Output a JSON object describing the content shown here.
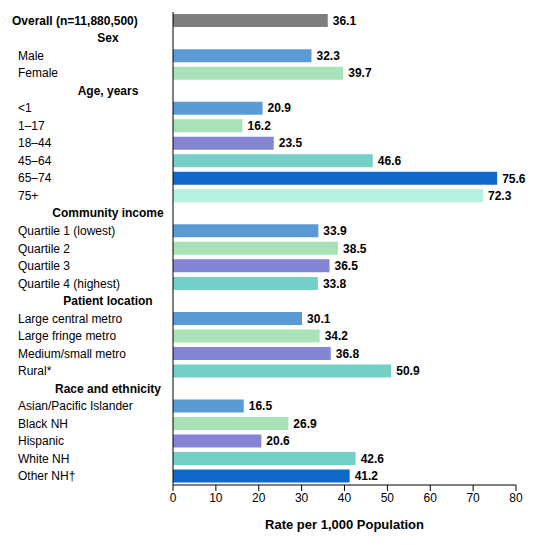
{
  "chart_data": {
    "type": "bar",
    "orientation": "horizontal",
    "data_labels": true,
    "grid": false,
    "x_label": "Rate per 1,000 Population",
    "xlim": [
      0,
      80
    ],
    "xticks": [
      0,
      10,
      20,
      30,
      40,
      50,
      60,
      70,
      80
    ],
    "categories": [
      "Overall (n=11,880,500)",
      "Sex",
      "Male",
      "Female",
      "Age, years",
      "<1",
      "1–17",
      "18–44",
      "45–64",
      "65–74",
      "75+",
      "Community income",
      "Quartile 1 (lowest)",
      "Quartile 2",
      "Quartile 3",
      "Quartile 4 (highest)",
      "Patient location",
      "Large central metro",
      "Large fringe metro",
      "Medium/small metro",
      "Rural*",
      "Race and ethnicity",
      "Asian/Pacific Islander",
      "Black NH",
      "Hispanic",
      "White NH",
      "Other NH†"
    ],
    "values": [
      36.1,
      null,
      32.3,
      39.7,
      null,
      20.9,
      16.2,
      23.5,
      46.6,
      75.6,
      72.3,
      null,
      33.9,
      38.5,
      36.5,
      33.8,
      null,
      30.1,
      34.2,
      36.8,
      50.9,
      null,
      16.5,
      26.9,
      20.6,
      42.6,
      41.2
    ],
    "colors": [
      "#7f7f7f",
      null,
      "#5b9bd5",
      "#a9e2b8",
      null,
      "#5b9bd5",
      "#a9e2b8",
      "#8585d6",
      "#74cfc6",
      "#1069c8",
      "#b6f0df",
      null,
      "#5b9bd5",
      "#a9e2b8",
      "#8585d6",
      "#74cfc6",
      null,
      "#5b9bd5",
      "#a9e2b8",
      "#8585d6",
      "#74cfc6",
      null,
      "#5b9bd5",
      "#a9e2b8",
      "#8585d6",
      "#74cfc6",
      "#1069c8"
    ]
  }
}
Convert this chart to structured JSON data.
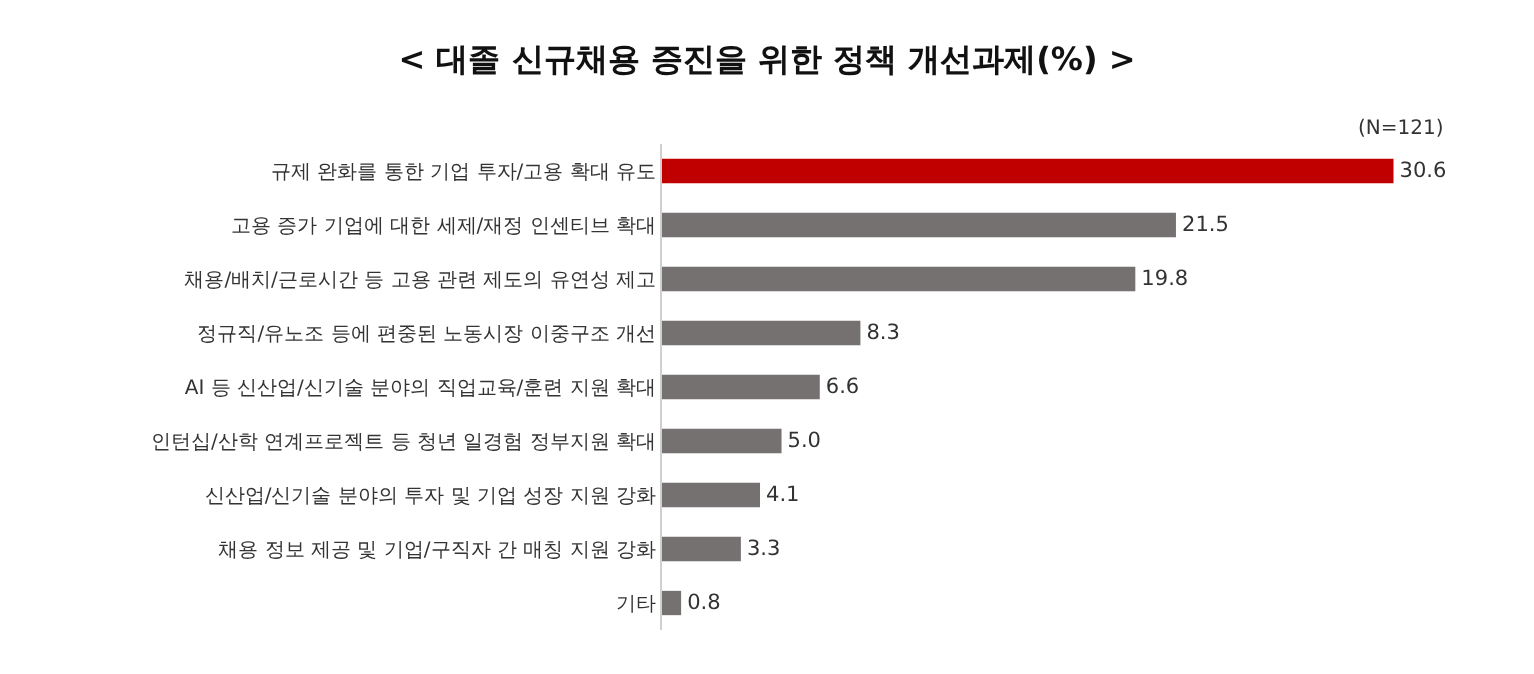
{
  "chart_data": {
    "type": "bar",
    "orientation": "horizontal",
    "title": "< 대졸 신규채용 증진을 위한 정책 개선과제(%) >",
    "categories": [
      "규제 완화를 통한 기업 투자/고용 확대 유도",
      "고용 증가 기업에 대한 세제/재정 인센티브 확대",
      "채용/배치/근로시간 등 고용 관련 제도의 유연성 제고",
      "정규직/유노조 등에 편중된 노동시장 이중구조 개선",
      "AI 등 신산업/신기술 분야의 직업교육/훈련 지원 확대",
      "인턴십/산학 연계프로젝트 등 청년 일경험 정부지원 확대",
      "신산업/신기술 분야의 투자 및 기업 성장 지원 강화",
      "채용 정보 제공 및 기업/구직자 간 매칭 지원 강화",
      "기타"
    ],
    "values": [
      30.6,
      21.5,
      19.8,
      8.3,
      6.6,
      5.0,
      4.1,
      3.3,
      0.8
    ],
    "value_labels": [
      "30.6",
      "21.5",
      "19.8",
      "8.3",
      "6.6",
      "5.0",
      "4.1",
      "3.3",
      "0.8"
    ],
    "colors": [
      "#c00000",
      "#767171",
      "#767171",
      "#767171",
      "#767171",
      "#767171",
      "#767171",
      "#767171",
      "#767171"
    ],
    "tick_labels": "y",
    "legend": false,
    "annotations": [
      "(N=121)"
    ]
  }
}
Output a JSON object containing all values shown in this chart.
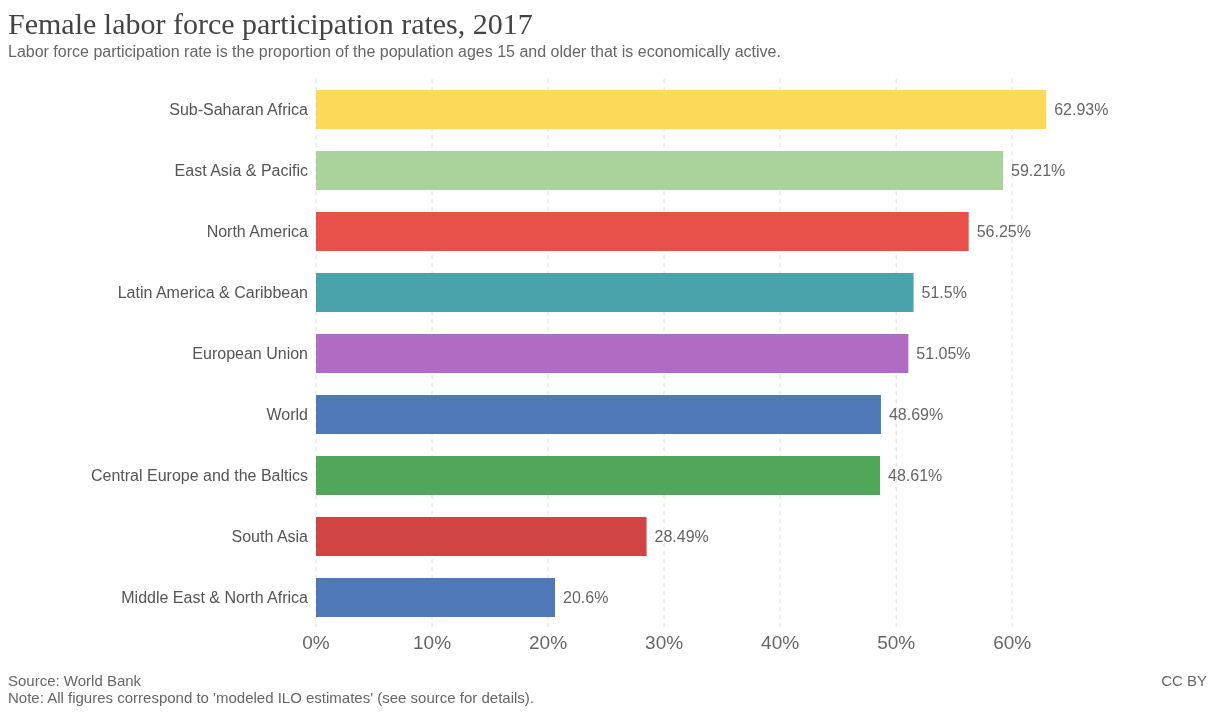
{
  "chart_data": {
    "type": "bar",
    "orientation": "horizontal",
    "title": "Female labor force participation rates, 2017",
    "subtitle": "Labor force participation rate is the proportion of the population ages 15 and older that is economically active.",
    "categories": [
      "Sub-Saharan Africa",
      "East Asia & Pacific",
      "North America",
      "Latin America & Caribbean",
      "European Union",
      "World",
      "Central Europe and the Baltics",
      "South Asia",
      "Middle East & North Africa"
    ],
    "values": [
      62.93,
      59.21,
      56.25,
      51.5,
      51.05,
      48.69,
      48.61,
      28.49,
      20.6
    ],
    "value_labels": [
      "62.93%",
      "59.21%",
      "56.25%",
      "51.5%",
      "51.05%",
      "48.69%",
      "48.61%",
      "28.49%",
      "20.6%"
    ],
    "colors": [
      "#fdd95a",
      "#a9d39a",
      "#e8504a",
      "#4aa3ab",
      "#b06bc3",
      "#4f79b6",
      "#52a65a",
      "#d04444",
      "#4f79b6"
    ],
    "xlim": [
      0,
      63
    ],
    "xticks": [
      {
        "value": 0,
        "label": "0%"
      },
      {
        "value": 10,
        "label": "10%"
      },
      {
        "value": 20,
        "label": "20%"
      },
      {
        "value": 30,
        "label": "30%"
      },
      {
        "value": 40,
        "label": "40%"
      },
      {
        "value": 50,
        "label": "50%"
      },
      {
        "value": 60,
        "label": "60%"
      }
    ],
    "grid": "x",
    "annotations": [
      "Source: World Bank",
      "Note: All figures correspond to 'modeled ILO estimates' (see source for details).",
      "CC BY"
    ]
  }
}
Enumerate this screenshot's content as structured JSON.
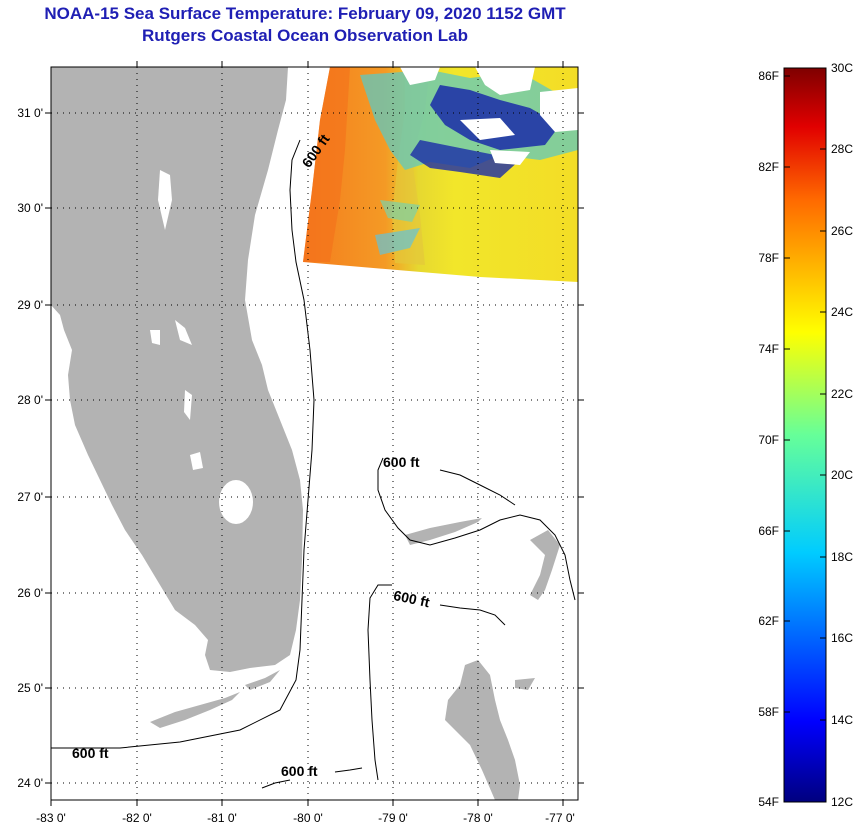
{
  "header": {
    "title": "NOAA-15 Sea Surface Temperature:  February 09, 2020 1152 GMT",
    "subtitle": "Rutgers Coastal Ocean Observation Lab"
  },
  "map": {
    "lat_ticks": [
      "31 0'",
      "30 0'",
      "29 0'",
      "28 0'",
      "27 0'",
      "26 0'",
      "25 0'",
      "24 0'"
    ],
    "lon_ticks": [
      "-83 0'",
      "-82 0'",
      "-81 0'",
      "-80 0'",
      "-79 0'",
      "-78 0'",
      "-77 0'"
    ],
    "contour_labels": [
      "600 ft",
      "600 ft",
      "600 ft",
      "600 ft",
      "600 ft"
    ],
    "land_color": "#b3b3b3"
  },
  "colorbar": {
    "fahrenheit_labels": [
      "86F",
      "82F",
      "78F",
      "74F",
      "70F",
      "66F",
      "62F",
      "58F",
      "54F"
    ],
    "celsius_labels": [
      "30C",
      "28C",
      "26C",
      "24C",
      "22C",
      "20C",
      "18C",
      "16C",
      "14C",
      "12C"
    ]
  },
  "colors": {
    "title": "#1f1fb4",
    "land": "#b3b3b3",
    "gridline": "#000000"
  }
}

------------

TO BE DONE: Every entry above needs to be retyped exactly; drop the pictures.

WORKED ANSWER:
Output a JSON object describing the content shown here.
{
  "chart_data": {
    "type": "bar",
    "orientation": "horizontal",
    "data_labels": true,
    "grid": false,
    "x_label": "Rate per 1,000 Population",
    "xlim": [
      0,
      80
    ],
    "xticks": [
      0,
      10,
      20,
      30,
      40,
      50,
      60,
      70,
      80
    ],
    "categories": [
      "Overall (n=11,880,500)",
      "Sex",
      "Male",
      "Female",
      "Age, years",
      "<1",
      "1–17",
      "18–44",
      "45–64",
      "65–74",
      "75+",
      "Community income",
      "Quartile 1 (lowest)",
      "Quartile 2",
      "Quartile 3",
      "Quartile 4 (highest)",
      "Patient location",
      "Large central metro",
      "Large fringe metro",
      "Medium/small metro",
      "Rural*",
      "Race and ethnicity",
      "Asian/Pacific Islander",
      "Black NH",
      "Hispanic",
      "White NH",
      "Other NH†"
    ],
    "values": [
      36.1,
      null,
      32.3,
      39.7,
      null,
      20.9,
      16.2,
      23.5,
      46.6,
      75.6,
      72.3,
      null,
      33.9,
      38.5,
      36.5,
      33.8,
      null,
      30.1,
      34.2,
      36.8,
      50.9,
      null,
      16.5,
      26.9,
      20.6,
      42.6,
      41.2
    ],
    "colors": [
      "#7f7f7f",
      null,
      "#5b9bd5",
      "#a9e2b8",
      null,
      "#5b9bd5",
      "#a9e2b8",
      "#8585d6",
      "#74cfc6",
      "#1069c8",
      "#b6f0df",
      null,
      "#5b9bd5",
      "#a9e2b8",
      "#8585d6",
      "#74cfc6",
      null,
      "#5b9bd5",
      "#a9e2b8",
      "#8585d6",
      "#74cfc6",
      null,
      "#5b9bd5",
      "#a9e2b8",
      "#8585d6",
      "#74cfc6",
      "#1069c8"
    ]
  }
}
Convert this chart to structured JSON data.
{
  "chart_data": {
    "type": "bar",
    "orientation": "horizontal",
    "title": "< 대졸 신규채용 증진을 위한 정책 개선과제(%) >",
    "categories": [
      "규제 완화를 통한 기업 투자/고용 확대 유도",
      "고용 증가 기업에 대한 세제/재정 인센티브 확대",
      "채용/배치/근로시간 등 고용 관련 제도의 유연성 제고",
      "정규직/유노조 등에 편중된 노동시장 이중구조 개선",
      "AI 등 신산업/신기술 분야의 직업교육/훈련 지원 확대",
      "인턴십/산학 연계프로젝트 등 청년 일경험 정부지원 확대",
      "신산업/신기술 분야의 투자 및 기업 성장 지원 강화",
      "채용 정보 제공 및 기업/구직자 간 매칭 지원 강화",
      "기타"
    ],
    "values": [
      30.6,
      21.5,
      19.8,
      8.3,
      6.6,
      5.0,
      4.1,
      3.3,
      0.8
    ],
    "value_labels": [
      "30.6",
      "21.5",
      "19.8",
      "8.3",
      "6.6",
      "5.0",
      "4.1",
      "3.3",
      "0.8"
    ],
    "colors": [
      "#c00000",
      "#767171",
      "#767171",
      "#767171",
      "#767171",
      "#767171",
      "#767171",
      "#767171",
      "#767171"
    ],
    "tick_labels": "y",
    "legend": false,
    "annotations": [
      "(N=121)"
    ]
  }
}
Output a JSON object containing all values shown in this chart.
{
  "chart_data": {
    "type": "bar",
    "orientation": "horizontal",
    "title": "Female labor force participation rates, 2017",
    "subtitle": "Labor force participation rate is the proportion of the population ages 15 and older that is economically active.",
    "categories": [
      "Sub-Saharan Africa",
      "East Asia & Pacific",
      "North America",
      "Latin America & Caribbean",
      "European Union",
      "World",
      "Central Europe and the Baltics",
      "South Asia",
      "Middle East & North Africa"
    ],
    "values": [
      62.93,
      59.21,
      56.25,
      51.5,
      51.05,
      48.69,
      48.61,
      28.49,
      20.6
    ],
    "value_labels": [
      "62.93%",
      "59.21%",
      "56.25%",
      "51.5%",
      "51.05%",
      "48.69%",
      "48.61%",
      "28.49%",
      "20.6%"
    ],
    "colors": [
      "#fdd95a",
      "#a9d39a",
      "#e8504a",
      "#4aa3ab",
      "#b06bc3",
      "#4f79b6",
      "#52a65a",
      "#d04444",
      "#4f79b6"
    ],
    "xlim": [
      0,
      63
    ],
    "xticks": [
      {
        "value": 0,
        "label": "0%"
      },
      {
        "value": 10,
        "label": "10%"
      },
      {
        "value": 20,
        "label": "20%"
      },
      {
        "value": 30,
        "label": "30%"
      },
      {
        "value": 40,
        "label": "40%"
      },
      {
        "value": 50,
        "label": "50%"
      },
      {
        "value": 60,
        "label": "60%"
      }
    ],
    "grid": "x",
    "annotations": [
      "Source: World Bank",
      "Note: All figures correspond to 'modeled ILO estimates' (see source for details).",
      "CC BY"
    ]
  }
}
Enumerate this screenshot's content as structured JSON.
{
  "header": {
    "title": "NOAA-15 Sea Surface Temperature:  February 09, 2020 1152 GMT",
    "subtitle": "Rutgers Coastal Ocean Observation Lab"
  },
  "map": {
    "lat_ticks": [
      "31 0'",
      "30 0'",
      "29 0'",
      "28 0'",
      "27 0'",
      "26 0'",
      "25 0'",
      "24 0'"
    ],
    "lon_ticks": [
      "-83 0'",
      "-82 0'",
      "-81 0'",
      "-80 0'",
      "-79 0'",
      "-78 0'",
      "-77 0'"
    ],
    "contour_labels": [
      "600 ft",
      "600 ft",
      "600 ft",
      "600 ft",
      "600 ft"
    ],
    "land_color": "#b3b3b3"
  },
  "colorbar": {
    "fahrenheit_labels": [
      "86F",
      "82F",
      "78F",
      "74F",
      "70F",
      "66F",
      "62F",
      "58F",
      "54F"
    ],
    "celsius_labels": [
      "30C",
      "28C",
      "26C",
      "24C",
      "22C",
      "20C",
      "18C",
      "16C",
      "14C",
      "12C"
    ]
  },
  "colors": {
    "title": "#1f1fb4",
    "land": "#b3b3b3",
    "gridline": "#000000"
  }
}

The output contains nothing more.